- [EXERCISE OBJECTIVE]:
Copy each line of the following material that has the string "name".
SUPPLIED INFORMATION START
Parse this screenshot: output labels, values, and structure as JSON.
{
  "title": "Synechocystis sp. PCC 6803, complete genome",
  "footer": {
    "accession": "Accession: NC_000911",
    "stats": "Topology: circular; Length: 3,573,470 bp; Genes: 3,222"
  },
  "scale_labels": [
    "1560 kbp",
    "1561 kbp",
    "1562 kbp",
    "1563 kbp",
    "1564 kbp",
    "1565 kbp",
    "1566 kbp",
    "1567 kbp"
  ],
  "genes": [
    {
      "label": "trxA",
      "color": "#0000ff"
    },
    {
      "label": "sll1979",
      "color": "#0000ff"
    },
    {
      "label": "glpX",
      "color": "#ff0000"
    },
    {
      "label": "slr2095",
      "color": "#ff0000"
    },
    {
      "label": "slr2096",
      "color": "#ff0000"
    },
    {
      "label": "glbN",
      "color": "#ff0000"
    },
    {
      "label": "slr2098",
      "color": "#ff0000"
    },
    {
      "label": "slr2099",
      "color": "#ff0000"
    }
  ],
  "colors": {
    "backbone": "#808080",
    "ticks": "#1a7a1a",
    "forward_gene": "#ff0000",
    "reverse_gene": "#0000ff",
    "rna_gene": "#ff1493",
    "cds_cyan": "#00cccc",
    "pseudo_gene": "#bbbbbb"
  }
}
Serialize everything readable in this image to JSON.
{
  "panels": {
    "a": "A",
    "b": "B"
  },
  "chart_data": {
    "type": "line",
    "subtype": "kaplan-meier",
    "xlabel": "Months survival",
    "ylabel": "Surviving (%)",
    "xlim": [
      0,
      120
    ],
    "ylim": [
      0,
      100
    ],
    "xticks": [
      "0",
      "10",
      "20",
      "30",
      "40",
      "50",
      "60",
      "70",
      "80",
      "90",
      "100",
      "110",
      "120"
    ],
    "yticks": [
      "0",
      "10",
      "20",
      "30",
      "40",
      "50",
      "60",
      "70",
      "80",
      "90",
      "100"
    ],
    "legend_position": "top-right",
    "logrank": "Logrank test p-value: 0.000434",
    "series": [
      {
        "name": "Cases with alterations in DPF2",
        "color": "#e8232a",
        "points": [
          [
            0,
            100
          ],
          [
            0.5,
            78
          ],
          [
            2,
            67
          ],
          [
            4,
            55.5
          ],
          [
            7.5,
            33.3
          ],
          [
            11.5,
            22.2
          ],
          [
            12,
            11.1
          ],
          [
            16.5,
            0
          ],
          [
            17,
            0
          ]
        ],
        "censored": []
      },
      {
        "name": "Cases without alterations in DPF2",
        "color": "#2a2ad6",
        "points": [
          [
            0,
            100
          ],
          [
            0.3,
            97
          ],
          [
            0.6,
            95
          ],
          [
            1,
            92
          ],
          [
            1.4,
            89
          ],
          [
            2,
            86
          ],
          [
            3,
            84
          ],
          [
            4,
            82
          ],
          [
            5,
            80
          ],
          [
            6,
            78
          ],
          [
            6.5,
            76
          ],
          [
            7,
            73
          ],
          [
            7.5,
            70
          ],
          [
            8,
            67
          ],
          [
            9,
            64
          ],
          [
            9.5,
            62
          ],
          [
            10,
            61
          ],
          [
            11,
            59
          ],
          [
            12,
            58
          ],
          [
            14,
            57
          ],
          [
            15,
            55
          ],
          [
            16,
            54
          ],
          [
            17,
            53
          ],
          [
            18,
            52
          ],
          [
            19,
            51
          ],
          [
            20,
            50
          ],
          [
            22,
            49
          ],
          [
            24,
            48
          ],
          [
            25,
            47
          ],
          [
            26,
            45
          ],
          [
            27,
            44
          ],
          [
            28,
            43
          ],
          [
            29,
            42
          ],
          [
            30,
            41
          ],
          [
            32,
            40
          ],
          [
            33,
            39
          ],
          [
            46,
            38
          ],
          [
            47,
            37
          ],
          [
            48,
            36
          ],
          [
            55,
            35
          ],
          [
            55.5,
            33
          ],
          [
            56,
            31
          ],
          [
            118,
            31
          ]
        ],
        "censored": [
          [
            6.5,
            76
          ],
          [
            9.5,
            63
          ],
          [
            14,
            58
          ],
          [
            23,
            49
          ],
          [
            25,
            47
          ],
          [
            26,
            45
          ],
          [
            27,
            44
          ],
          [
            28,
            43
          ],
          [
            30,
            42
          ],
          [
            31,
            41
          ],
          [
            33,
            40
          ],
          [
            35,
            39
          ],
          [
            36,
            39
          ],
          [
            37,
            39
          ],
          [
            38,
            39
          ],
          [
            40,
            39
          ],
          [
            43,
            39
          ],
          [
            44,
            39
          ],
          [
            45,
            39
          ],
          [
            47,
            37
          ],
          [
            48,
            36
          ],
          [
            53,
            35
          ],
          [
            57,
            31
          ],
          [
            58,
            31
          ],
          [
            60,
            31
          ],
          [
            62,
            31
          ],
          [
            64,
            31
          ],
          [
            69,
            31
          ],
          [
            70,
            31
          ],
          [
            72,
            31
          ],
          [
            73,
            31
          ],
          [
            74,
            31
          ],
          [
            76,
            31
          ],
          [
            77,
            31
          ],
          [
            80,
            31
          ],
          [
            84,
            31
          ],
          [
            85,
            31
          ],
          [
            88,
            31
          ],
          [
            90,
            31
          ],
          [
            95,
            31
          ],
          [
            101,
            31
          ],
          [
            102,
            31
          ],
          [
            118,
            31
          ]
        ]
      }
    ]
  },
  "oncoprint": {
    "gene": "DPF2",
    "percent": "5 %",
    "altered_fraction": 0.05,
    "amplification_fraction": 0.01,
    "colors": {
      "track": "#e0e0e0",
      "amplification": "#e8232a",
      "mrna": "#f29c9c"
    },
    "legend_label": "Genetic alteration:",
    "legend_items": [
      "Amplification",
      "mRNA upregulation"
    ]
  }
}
SUPPLIED INFORMATION END
- [REPLY TO THE TASK]:
        "name": "Cases with alterations in DPF2",
        "name": "Cases without alterations in DPF2",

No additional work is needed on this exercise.